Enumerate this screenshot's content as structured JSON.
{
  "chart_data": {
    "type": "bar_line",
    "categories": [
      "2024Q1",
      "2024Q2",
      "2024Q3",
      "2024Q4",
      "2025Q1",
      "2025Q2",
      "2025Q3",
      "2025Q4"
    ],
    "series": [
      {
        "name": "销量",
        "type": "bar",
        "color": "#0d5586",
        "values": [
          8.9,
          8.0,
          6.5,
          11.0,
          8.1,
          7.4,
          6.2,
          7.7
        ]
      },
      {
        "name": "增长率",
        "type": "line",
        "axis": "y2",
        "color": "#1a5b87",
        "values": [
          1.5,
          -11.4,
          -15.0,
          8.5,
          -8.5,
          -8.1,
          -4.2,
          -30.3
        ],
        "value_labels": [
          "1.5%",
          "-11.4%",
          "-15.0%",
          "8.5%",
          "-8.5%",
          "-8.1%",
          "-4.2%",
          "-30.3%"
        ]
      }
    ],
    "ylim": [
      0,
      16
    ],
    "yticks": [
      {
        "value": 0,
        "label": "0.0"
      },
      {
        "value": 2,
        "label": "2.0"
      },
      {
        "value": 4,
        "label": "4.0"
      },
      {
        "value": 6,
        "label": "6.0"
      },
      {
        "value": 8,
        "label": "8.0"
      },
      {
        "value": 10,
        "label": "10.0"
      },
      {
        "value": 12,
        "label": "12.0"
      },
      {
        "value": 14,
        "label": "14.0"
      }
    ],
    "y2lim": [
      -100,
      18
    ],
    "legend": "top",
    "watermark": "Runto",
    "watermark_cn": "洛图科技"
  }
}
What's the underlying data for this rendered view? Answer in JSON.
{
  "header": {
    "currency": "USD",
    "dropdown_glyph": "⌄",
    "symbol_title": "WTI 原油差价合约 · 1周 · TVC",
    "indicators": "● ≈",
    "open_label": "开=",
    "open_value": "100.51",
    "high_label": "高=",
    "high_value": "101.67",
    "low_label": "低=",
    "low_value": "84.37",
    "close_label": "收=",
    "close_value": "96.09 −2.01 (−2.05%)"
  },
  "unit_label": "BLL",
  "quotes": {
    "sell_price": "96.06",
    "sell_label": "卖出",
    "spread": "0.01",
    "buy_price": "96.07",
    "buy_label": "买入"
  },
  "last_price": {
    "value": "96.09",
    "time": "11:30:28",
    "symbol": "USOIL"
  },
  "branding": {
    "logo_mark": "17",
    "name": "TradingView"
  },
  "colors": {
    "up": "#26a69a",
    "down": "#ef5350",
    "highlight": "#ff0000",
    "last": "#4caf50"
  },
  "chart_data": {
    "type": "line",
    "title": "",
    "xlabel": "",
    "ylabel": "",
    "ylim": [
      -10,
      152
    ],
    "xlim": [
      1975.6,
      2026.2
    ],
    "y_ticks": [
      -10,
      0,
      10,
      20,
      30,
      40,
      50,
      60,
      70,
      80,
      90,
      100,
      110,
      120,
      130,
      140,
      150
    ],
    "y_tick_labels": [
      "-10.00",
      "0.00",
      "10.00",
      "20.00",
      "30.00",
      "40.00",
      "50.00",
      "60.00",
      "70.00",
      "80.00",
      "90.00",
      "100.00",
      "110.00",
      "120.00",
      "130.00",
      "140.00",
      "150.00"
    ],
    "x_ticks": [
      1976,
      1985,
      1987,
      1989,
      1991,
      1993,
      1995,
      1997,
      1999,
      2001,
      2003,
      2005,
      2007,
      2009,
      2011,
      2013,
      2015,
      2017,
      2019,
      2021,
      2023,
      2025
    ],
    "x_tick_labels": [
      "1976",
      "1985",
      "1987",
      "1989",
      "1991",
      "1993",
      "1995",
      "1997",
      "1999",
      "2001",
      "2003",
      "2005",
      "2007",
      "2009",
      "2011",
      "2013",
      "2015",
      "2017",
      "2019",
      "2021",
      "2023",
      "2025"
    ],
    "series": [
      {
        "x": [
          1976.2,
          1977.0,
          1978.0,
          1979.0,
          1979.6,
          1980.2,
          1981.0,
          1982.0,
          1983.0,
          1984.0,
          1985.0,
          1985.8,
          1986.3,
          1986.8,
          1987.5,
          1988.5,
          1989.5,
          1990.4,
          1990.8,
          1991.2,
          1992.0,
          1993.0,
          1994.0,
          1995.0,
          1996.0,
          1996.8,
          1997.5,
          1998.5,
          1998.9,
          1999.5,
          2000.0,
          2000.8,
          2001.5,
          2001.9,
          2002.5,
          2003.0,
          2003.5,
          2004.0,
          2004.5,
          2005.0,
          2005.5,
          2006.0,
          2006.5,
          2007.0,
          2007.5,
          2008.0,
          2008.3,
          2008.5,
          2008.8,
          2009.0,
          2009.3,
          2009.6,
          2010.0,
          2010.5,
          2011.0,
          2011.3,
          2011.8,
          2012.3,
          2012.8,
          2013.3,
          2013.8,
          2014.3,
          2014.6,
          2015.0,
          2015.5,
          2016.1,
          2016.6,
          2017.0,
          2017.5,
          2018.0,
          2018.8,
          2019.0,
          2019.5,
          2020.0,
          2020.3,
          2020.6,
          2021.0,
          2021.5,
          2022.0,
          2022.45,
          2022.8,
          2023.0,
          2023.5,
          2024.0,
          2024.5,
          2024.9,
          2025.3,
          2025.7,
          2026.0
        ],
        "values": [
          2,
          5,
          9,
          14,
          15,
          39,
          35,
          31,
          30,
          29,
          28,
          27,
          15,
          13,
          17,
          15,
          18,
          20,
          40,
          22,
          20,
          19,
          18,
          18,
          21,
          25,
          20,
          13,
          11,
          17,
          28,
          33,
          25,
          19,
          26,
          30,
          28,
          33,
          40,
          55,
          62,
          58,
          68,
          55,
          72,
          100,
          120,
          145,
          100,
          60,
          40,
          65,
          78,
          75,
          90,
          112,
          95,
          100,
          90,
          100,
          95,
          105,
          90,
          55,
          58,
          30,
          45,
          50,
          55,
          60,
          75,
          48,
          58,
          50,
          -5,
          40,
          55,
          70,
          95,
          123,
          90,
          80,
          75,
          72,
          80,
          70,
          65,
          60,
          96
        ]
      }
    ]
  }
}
_ _ _ _
→ **WHAT THE TASK ASKS**
Quote all the records exactly, please, leaving none out.

→ **TASK RESULT**
Enumerate this screenshot's content as structured JSON.
{
  "chart_data": {
    "type": "bar_line",
    "categories": [
      "2024Q1",
      "2024Q2",
      "2024Q3",
      "2024Q4",
      "2025Q1",
      "2025Q2",
      "2025Q3",
      "2025Q4"
    ],
    "series": [
      {
        "name": "销量",
        "type": "bar",
        "color": "#0d5586",
        "values": [
          8.9,
          8.0,
          6.5,
          11.0,
          8.1,
          7.4,
          6.2,
          7.7
        ]
      },
      {
        "name": "增长率",
        "type": "line",
        "axis": "y2",
        "color": "#1a5b87",
        "values": [
          1.5,
          -11.4,
          -15.0,
          8.5,
          -8.5,
          -8.1,
          -4.2,
          -30.3
        ],
        "value_labels": [
          "1.5%",
          "-11.4%",
          "-15.0%",
          "8.5%",
          "-8.5%",
          "-8.1%",
          "-4.2%",
          "-30.3%"
        ]
      }
    ],
    "ylim": [
      0,
      16
    ],
    "yticks": [
      {
        "value": 0,
        "label": "0.0"
      },
      {
        "value": 2,
        "label": "2.0"
      },
      {
        "value": 4,
        "label": "4.0"
      },
      {
        "value": 6,
        "label": "6.0"
      },
      {
        "value": 8,
        "label": "8.0"
      },
      {
        "value": 10,
        "label": "10.0"
      },
      {
        "value": 12,
        "label": "12.0"
      },
      {
        "value": 14,
        "label": "14.0"
      }
    ],
    "y2lim": [
      -100,
      18
    ],
    "legend": "top",
    "watermark": "Runto",
    "watermark_cn": "洛图科技"
  }
}
What's the underlying data for this rendered view? Answer in JSON.
{
  "header": {
    "currency": "USD",
    "dropdown_glyph": "⌄",
    "symbol_title": "WTI 原油差价合约 · 1周 · TVC",
    "indicators": "● ≈",
    "open_label": "开=",
    "open_value": "100.51",
    "high_label": "高=",
    "high_value": "101.67",
    "low_label": "低=",
    "low_value": "84.37",
    "close_label": "收=",
    "close_value": "96.09 −2.01 (−2.05%)"
  },
  "unit_label": "BLL",
  "quotes": {
    "sell_price": "96.06",
    "sell_label": "卖出",
    "spread": "0.01",
    "buy_price": "96.07",
    "buy_label": "买入"
  },
  "last_price": {
    "value": "96.09",
    "time": "11:30:28",
    "symbol": "USOIL"
  },
  "branding": {
    "logo_mark": "17",
    "name": "TradingView"
  },
  "colors": {
    "up": "#26a69a",
    "down": "#ef5350",
    "highlight": "#ff0000",
    "last": "#4caf50"
  },
  "chart_data": {
    "type": "line",
    "title": "",
    "xlabel": "",
    "ylabel": "",
    "ylim": [
      -10,
      152
    ],
    "xlim": [
      1975.6,
      2026.2
    ],
    "y_ticks": [
      -10,
      0,
      10,
      20,
      30,
      40,
      50,
      60,
      70,
      80,
      90,
      100,
      110,
      120,
      130,
      140,
      150
    ],
    "y_tick_labels": [
      "-10.00",
      "0.00",
      "10.00",
      "20.00",
      "30.00",
      "40.00",
      "50.00",
      "60.00",
      "70.00",
      "80.00",
      "90.00",
      "100.00",
      "110.00",
      "120.00",
      "130.00",
      "140.00",
      "150.00"
    ],
    "x_ticks": [
      1976,
      1985,
      1987,
      1989,
      1991,
      1993,
      1995,
      1997,
      1999,
      2001,
      2003,
      2005,
      2007,
      2009,
      2011,
      2013,
      2015,
      2017,
      2019,
      2021,
      2023,
      2025
    ],
    "x_tick_labels": [
      "1976",
      "1985",
      "1987",
      "1989",
      "1991",
      "1993",
      "1995",
      "1997",
      "1999",
      "2001",
      "2003",
      "2005",
      "2007",
      "2009",
      "2011",
      "2013",
      "2015",
      "2017",
      "2019",
      "2021",
      "2023",
      "2025"
    ],
    "series": [
      {
        "x": [
          1976.2,
          1977.0,
          1978.0,
          1979.0,
          1979.6,
          1980.2,
          1981.0,
          1982.0,
          1983.0,
          1984.0,
          1985.0,
          1985.8,
          1986.3,
          1986.8,
          1987.5,
          1988.5,
          1989.5,
          1990.4,
          1990.8,
          1991.2,
          1992.0,
          1993.0,
          1994.0,
          1995.0,
          1996.0,
          1996.8,
          1997.5,
          1998.5,
          1998.9,
          1999.5,
          2000.0,
          2000.8,
          2001.5,
          2001.9,
          2002.5,
          2003.0,
          2003.5,
          2004.0,
          2004.5,
          2005.0,
          2005.5,
          2006.0,
          2006.5,
          2007.0,
          2007.5,
          2008.0,
          2008.3,
          2008.5,
          2008.8,
          2009.0,
          2009.3,
          2009.6,
          2010.0,
          2010.5,
          2011.0,
          2011.3,
          2011.8,
          2012.3,
          2012.8,
          2013.3,
          2013.8,
          2014.3,
          2014.6,
          2015.0,
          2015.5,
          2016.1,
          2016.6,
          2017.0,
          2017.5,
          2018.0,
          2018.8,
          2019.0,
          2019.5,
          2020.0,
          2020.3,
          2020.6,
          2021.0,
          2021.5,
          2022.0,
          2022.45,
          2022.8,
          2023.0,
          2023.5,
          2024.0,
          2024.5,
          2024.9,
          2025.3,
          2025.7,
          2026.0
        ],
        "values": [
          2,
          5,
          9,
          14,
          15,
          39,
          35,
          31,
          30,
          29,
          28,
          27,
          15,
          13,
          17,
          15,
          18,
          20,
          40,
          22,
          20,
          19,
          18,
          18,
          21,
          25,
          20,
          13,
          11,
          17,
          28,
          33,
          25,
          19,
          26,
          30,
          28,
          33,
          40,
          55,
          62,
          58,
          68,
          55,
          72,
          100,
          120,
          145,
          100,
          60,
          40,
          65,
          78,
          75,
          90,
          112,
          95,
          100,
          90,
          100,
          95,
          105,
          90,
          55,
          58,
          30,
          45,
          50,
          55,
          60,
          75,
          48,
          58,
          50,
          -5,
          40,
          55,
          70,
          95,
          123,
          90,
          80,
          75,
          72,
          80,
          70,
          65,
          60,
          96
        ]
      }
    ]
  }
}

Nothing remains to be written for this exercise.